● **WHAT IS REQUIRED**
Write out each line in which the string "name" is present.

● **DATASET ENTRIES**
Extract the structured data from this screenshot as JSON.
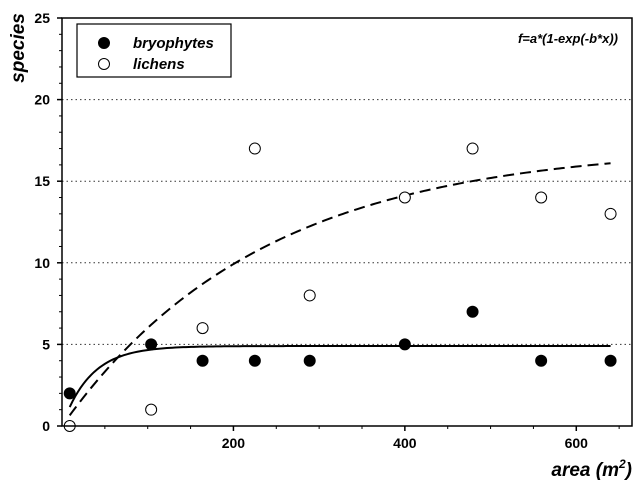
{
  "chart_data": {
    "type": "scatter",
    "xlabel": "area (m²)",
    "xlabel_main": "area (m",
    "xlabel_sup": "2",
    "xlabel_end": ")",
    "ylabel": "species",
    "xlim": [
      0,
      665
    ],
    "ylim": [
      0,
      25
    ],
    "xticks": [
      200,
      400,
      600
    ],
    "yticks": [
      0,
      5,
      10,
      15,
      20,
      25
    ],
    "grid": "horizontal dotted at 5, 10, 15, 20",
    "legend_position": "top-left",
    "annotation": "f=a*(1-exp(-b*x))",
    "series": [
      {
        "name": "bryophytes",
        "marker": "filled-circle",
        "points": [
          [
            9,
            2
          ],
          [
            104,
            5
          ],
          [
            164,
            4
          ],
          [
            225,
            4
          ],
          [
            289,
            4
          ],
          [
            400,
            5
          ],
          [
            479,
            7
          ],
          [
            559,
            4
          ],
          [
            640,
            4
          ]
        ]
      },
      {
        "name": "lichens",
        "marker": "open-circle",
        "points": [
          [
            9,
            0
          ],
          [
            104,
            1
          ],
          [
            164,
            6
          ],
          [
            225,
            17
          ],
          [
            289,
            8
          ],
          [
            400,
            14
          ],
          [
            479,
            17
          ],
          [
            559,
            14
          ],
          [
            640,
            13
          ]
        ]
      }
    ],
    "fits": [
      {
        "series": "bryophytes",
        "style": "solid",
        "a": 4.9,
        "b": 0.03,
        "x_range": [
          9,
          640
        ]
      },
      {
        "series": "lichens",
        "style": "dashed",
        "a": 17.2,
        "b": 0.0043,
        "x_range": [
          9,
          640
        ]
      }
    ]
  },
  "colors": {
    "marker": "#000000",
    "background": "#ffffff",
    "grid": "#333333"
  }
}
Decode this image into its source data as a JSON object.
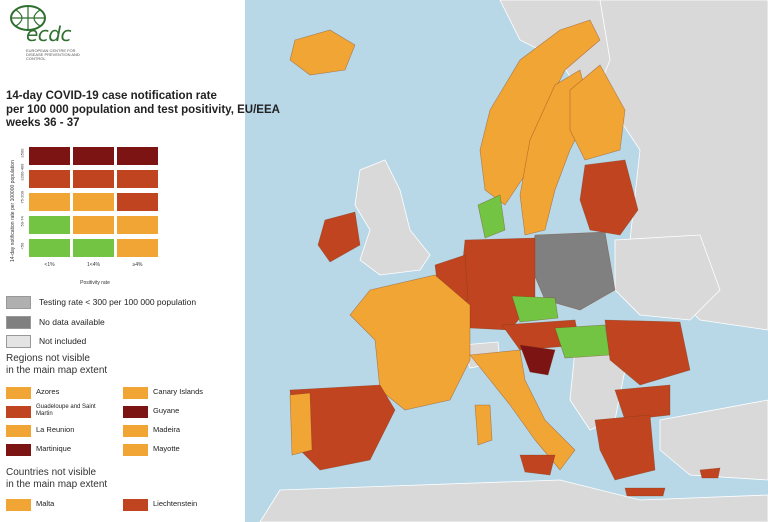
{
  "colors": {
    "sea": "#b8d8e8",
    "non_eu_land": "#d9d9d9",
    "dark_red": "#7d1414",
    "red": "#c0441f",
    "orange": "#f0a535",
    "green": "#72c442",
    "grey_testing": "#b0b0b0",
    "grey_nodata": "#808080",
    "light_grey": "#e4e4e4",
    "logo_green": "#2f6f2f"
  },
  "logo": {
    "text": "ecdc",
    "subtitle": "EUROPEAN CENTRE FOR DISEASE PREVENTION AND CONTROL"
  },
  "title": {
    "line1": "14-day COVID-19 case notification rate",
    "line2": "per 100 000 population and test positivity, EU/EEA",
    "line3": "weeks 36 - 37"
  },
  "matrix": {
    "y_axis_label": "14-day notification rate per 100000 population",
    "x_axis_label": "Positivity rate",
    "columns": [
      "<1%",
      "1<4%",
      "≥4%"
    ],
    "rows": [
      "≥500",
      "≥200-499",
      "75-200",
      "50-74",
      "<50"
    ],
    "cells": [
      [
        "dark_red",
        "dark_red",
        "dark_red"
      ],
      [
        "red",
        "red",
        "red"
      ],
      [
        "orange",
        "orange",
        "red"
      ],
      [
        "green",
        "orange",
        "orange"
      ],
      [
        "green",
        "green",
        "orange"
      ]
    ]
  },
  "legend": {
    "testing_rate": "Testing rate < 300 per 100 000 population",
    "no_data": "No data available",
    "not_included": "Not included"
  },
  "regions_section": {
    "line1": "Regions not visible",
    "line2": "in the main map extent"
  },
  "regions": [
    {
      "label": "Azores",
      "color": "orange"
    },
    {
      "label": "Canary Islands",
      "color": "orange"
    },
    {
      "label": "Guadeloupe and Saint Martin",
      "color": "red"
    },
    {
      "label": "Guyane",
      "color": "dark_red"
    },
    {
      "label": "La Reunion",
      "color": "orange"
    },
    {
      "label": "Madeira",
      "color": "orange"
    },
    {
      "label": "Martinique",
      "color": "dark_red"
    },
    {
      "label": "Mayotte",
      "color": "orange"
    }
  ],
  "countries_section": {
    "line1": "Countries not visible",
    "line2": "in the main map extent"
  },
  "countries": [
    {
      "label": "Malta",
      "color": "orange"
    },
    {
      "label": "Liechtenstein",
      "color": "red"
    }
  ]
}
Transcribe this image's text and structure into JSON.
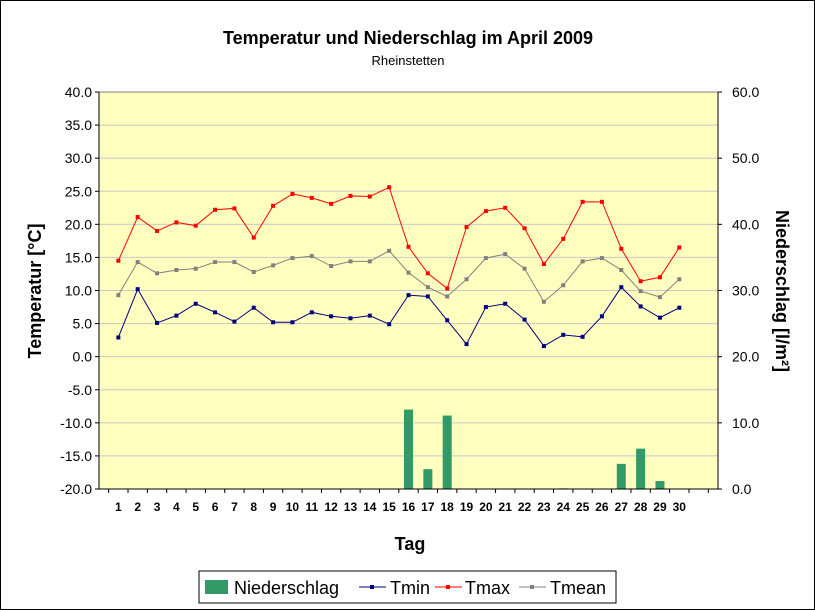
{
  "chart_data": {
    "type": "bar+line",
    "title": "Temperatur und Niederschlag im April 2009",
    "subtitle": "Rheinstetten",
    "xlabel": "Tag",
    "ylabel_left": "Temperatur [°C]",
    "ylabel_right": "Niederschlag [l/m²]",
    "ylim_left": [
      -20,
      40
    ],
    "ylim_right": [
      0,
      60
    ],
    "yticks_left": [
      "40.0",
      "35.0",
      "30.0",
      "25.0",
      "20.0",
      "15.0",
      "10.0",
      "5.0",
      "0.0",
      "-5.0",
      "-10.0",
      "-15.0",
      "-20.0"
    ],
    "yticks_right": [
      "60.0",
      "50.0",
      "40.0",
      "30.0",
      "20.0",
      "10.0",
      "0.0"
    ],
    "categories": [
      "1",
      "2",
      "3",
      "4",
      "5",
      "6",
      "7",
      "8",
      "9",
      "10",
      "11",
      "12",
      "13",
      "14",
      "15",
      "16",
      "17",
      "18",
      "19",
      "20",
      "21",
      "22",
      "23",
      "24",
      "25",
      "26",
      "27",
      "28",
      "29",
      "30"
    ],
    "grid": "horizontal",
    "legend_position": "bottom",
    "plot_background": "#FFFFC0",
    "series": [
      {
        "name": "Niederschlag",
        "type": "bar",
        "axis": "right",
        "color": "#339966",
        "values": [
          0,
          0,
          0,
          0,
          0,
          0,
          0,
          0,
          0,
          0,
          0,
          0,
          0,
          0,
          0,
          12.0,
          3.0,
          11.1,
          0,
          0,
          0,
          0,
          0,
          0.1,
          0,
          0,
          3.8,
          6.1,
          1.2,
          0
        ]
      },
      {
        "name": "Tmin",
        "type": "line",
        "axis": "left",
        "color": "#000080",
        "values": [
          2.9,
          10.2,
          5.1,
          6.2,
          8.0,
          6.7,
          5.3,
          7.4,
          5.2,
          5.2,
          6.7,
          6.1,
          5.8,
          6.2,
          4.9,
          9.3,
          9.1,
          5.5,
          1.9,
          7.5,
          8.0,
          5.6,
          1.6,
          3.3,
          3.0,
          6.1,
          10.5,
          7.6,
          5.9,
          7.4
        ]
      },
      {
        "name": "Tmax",
        "type": "line",
        "axis": "left",
        "color": "#FF0000",
        "values": [
          14.5,
          21.1,
          19.0,
          20.3,
          19.8,
          22.2,
          22.4,
          18.0,
          22.8,
          24.6,
          24.0,
          23.1,
          24.3,
          24.2,
          25.6,
          16.6,
          12.6,
          10.3,
          19.6,
          22.0,
          22.5,
          19.4,
          14.0,
          17.8,
          23.4,
          23.4,
          16.3,
          11.4,
          12.0,
          16.5
        ]
      },
      {
        "name": "Tmean",
        "type": "line",
        "axis": "left",
        "color": "#808080",
        "values": [
          9.3,
          14.3,
          12.6,
          13.1,
          13.3,
          14.3,
          14.3,
          12.8,
          13.8,
          14.9,
          15.2,
          13.7,
          14.4,
          14.4,
          16.0,
          12.7,
          10.5,
          9.1,
          11.7,
          14.9,
          15.5,
          13.3,
          8.3,
          10.8,
          14.4,
          14.9,
          13.1,
          9.9,
          9.0,
          11.7
        ]
      }
    ]
  }
}
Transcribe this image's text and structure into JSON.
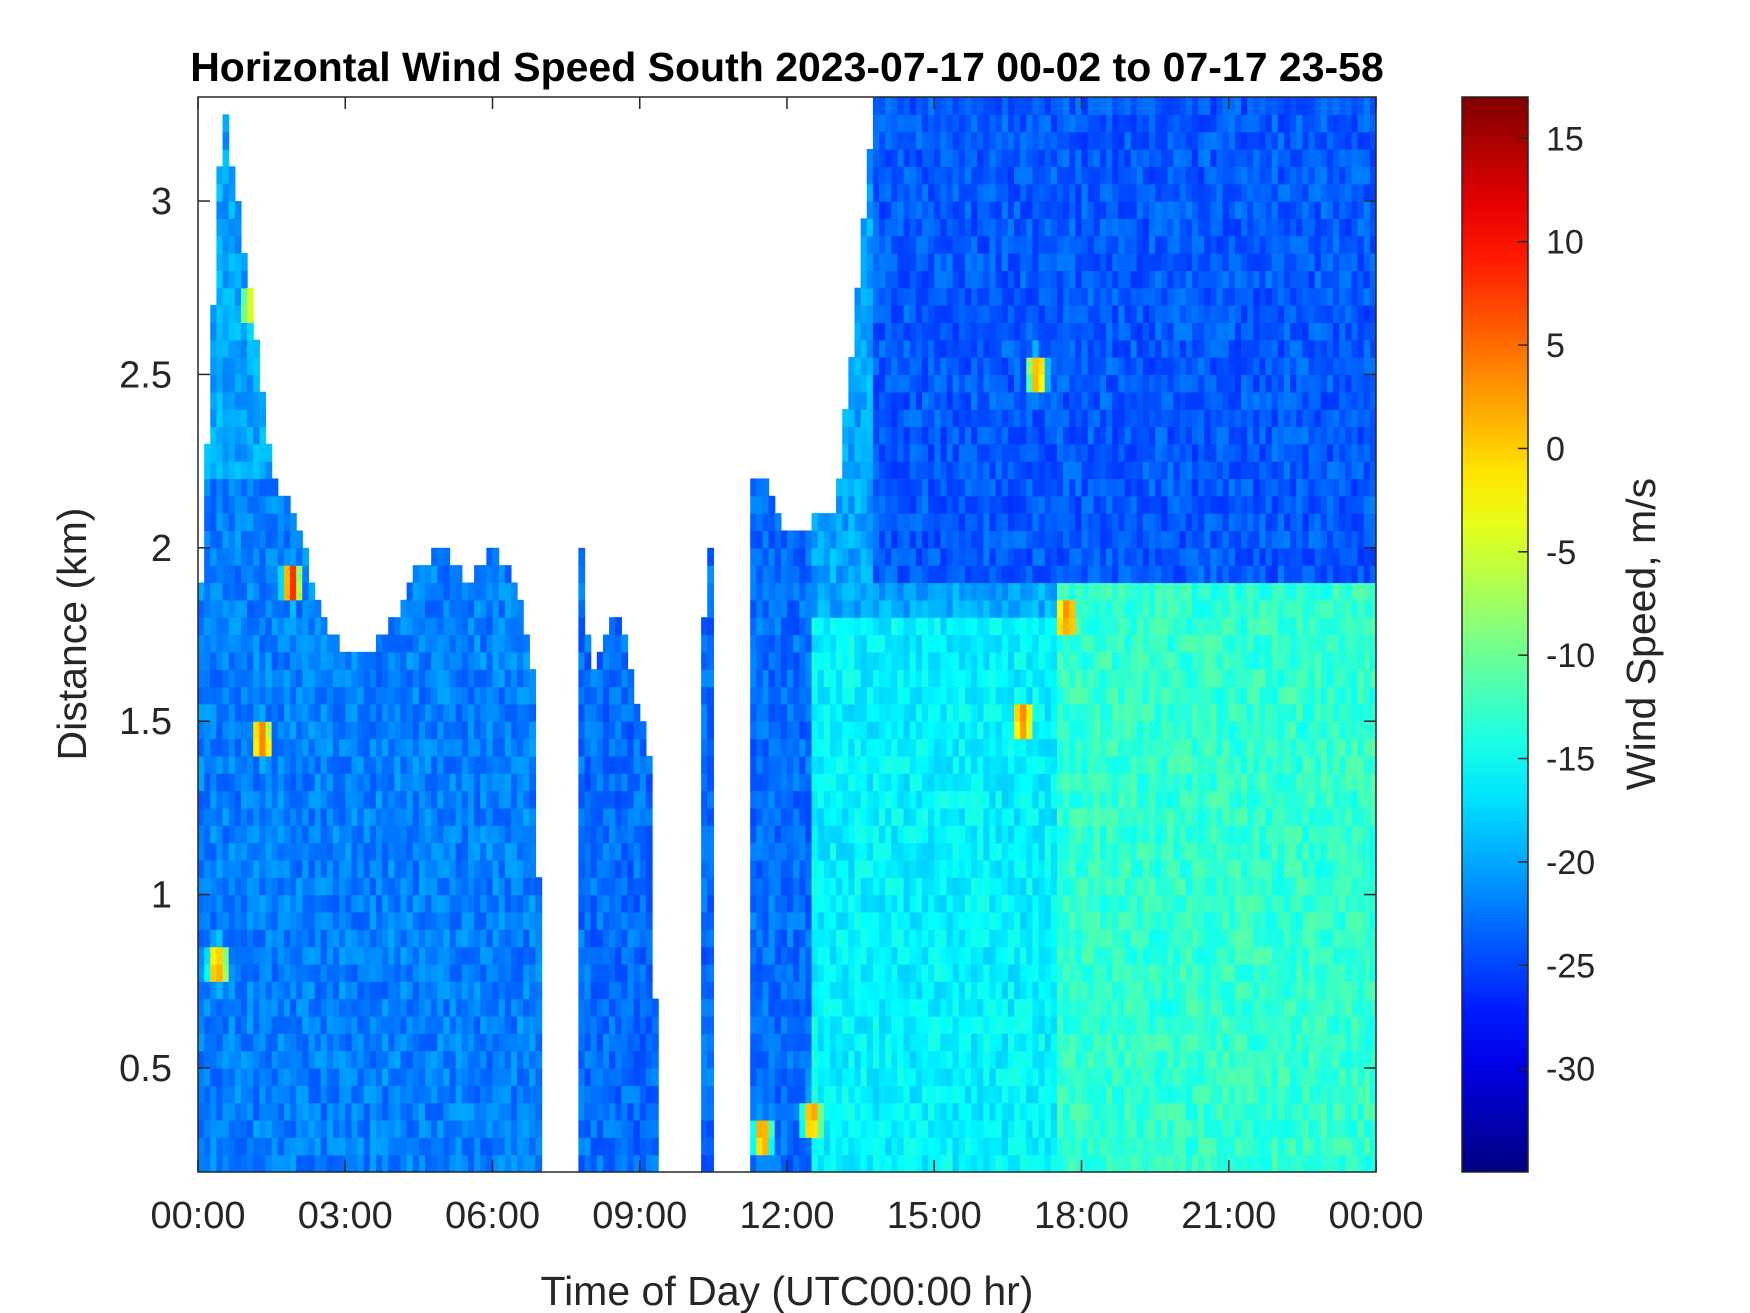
{
  "chart_data": {
    "type": "heatmap",
    "title": "Horizontal Wind Speed South 2023-07-17 00-02 to 07-17 23-58",
    "xlabel": "Time of Day (UTC00:00 hr)",
    "ylabel": "Distance (km)",
    "colorbar_label": "Wind Speed, m/s",
    "colormap": "jet",
    "x_ticks": [
      "00:00",
      "03:00",
      "06:00",
      "09:00",
      "12:00",
      "15:00",
      "18:00",
      "21:00",
      "00:00"
    ],
    "xlim_hours": [
      0,
      24
    ],
    "y_ticks": [
      "0.5",
      "1",
      "1.5",
      "2",
      "2.5",
      "3"
    ],
    "y_tick_values": [
      0.5,
      1,
      1.5,
      2,
      2.5,
      3
    ],
    "ylim": [
      0.2,
      3.3
    ],
    "cbar_ticks": [
      "15",
      "10",
      "5",
      "0",
      "-5",
      "-10",
      "-15",
      "-20",
      "-25",
      "-30"
    ],
    "cbar_tick_values": [
      15,
      10,
      5,
      0,
      -5,
      -10,
      -15,
      -20,
      -25,
      -30
    ],
    "clim": [
      -35,
      17
    ],
    "cell_hours": 0.125,
    "cell_km": 0.05,
    "data_top_km": [
      [
        0,
        1.7
      ],
      [
        0.5,
        3.3
      ],
      [
        1,
        2.8
      ],
      [
        1.5,
        2.2
      ],
      [
        2,
        2.1
      ],
      [
        2.5,
        1.8
      ],
      [
        3,
        1.7
      ],
      [
        3.5,
        1.7
      ],
      [
        4,
        1.8
      ],
      [
        4.5,
        1.95
      ],
      [
        5,
        2.0
      ],
      [
        5.5,
        1.9
      ],
      [
        6,
        2.0
      ],
      [
        6.5,
        1.9
      ],
      [
        6.9,
        1.55
      ],
      [
        7.0,
        0.2
      ],
      [
        7.8,
        2.05
      ],
      [
        8.0,
        1.6
      ],
      [
        8.5,
        1.85
      ],
      [
        9.2,
        1.4
      ],
      [
        9.4,
        0.2
      ],
      [
        10.5,
        2.1
      ],
      [
        11.5,
        2.2
      ],
      [
        12.0,
        2.05
      ],
      [
        13,
        2.1
      ],
      [
        13.8,
        3.3
      ],
      [
        24,
        3.3
      ]
    ],
    "gaps_hours": [
      [
        6.95,
        7.75
      ],
      [
        9.4,
        10.3
      ],
      [
        10.45,
        11.2
      ]
    ],
    "field_regions": [
      {
        "hours": [
          0,
          7
        ],
        "km": [
          0.2,
          2.2
        ],
        "value": -22
      },
      {
        "hours": [
          7.8,
          12.5
        ],
        "km": [
          0.2,
          2.2
        ],
        "value": -23
      },
      {
        "hours": [
          12.5,
          17.5
        ],
        "km": [
          0.2,
          1.8
        ],
        "value": -16
      },
      {
        "hours": [
          17.5,
          24
        ],
        "km": [
          0.2,
          1.9
        ],
        "value": -13
      },
      {
        "hours": [
          13.8,
          24
        ],
        "km": [
          1.9,
          3.3
        ],
        "value": -24
      }
    ],
    "hot_spots": [
      {
        "hours": 0.4,
        "km": 0.8,
        "value": 5
      },
      {
        "hours": 1.3,
        "km": 1.45,
        "value": 8
      },
      {
        "hours": 1.9,
        "km": 1.9,
        "value": 10
      },
      {
        "hours": 1.1,
        "km": 2.7,
        "value": 0
      },
      {
        "hours": 10.8,
        "km": 0.3,
        "value": 8
      },
      {
        "hours": 11.5,
        "km": 0.3,
        "value": 5
      },
      {
        "hours": 12.5,
        "km": 0.35,
        "value": 3
      },
      {
        "hours": 17.1,
        "km": 2.5,
        "value": 5
      },
      {
        "hours": 17.7,
        "km": 1.8,
        "value": 5
      },
      {
        "hours": 16.8,
        "km": 1.5,
        "value": 5
      }
    ]
  }
}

● **WORKED SOLUTION**
        "name": "bryophytes",
        "name": "lichens",
        "name": "Niederschlag",
        "name": "Tmin",
        "name": "Tmax",
        "name": "Tmean",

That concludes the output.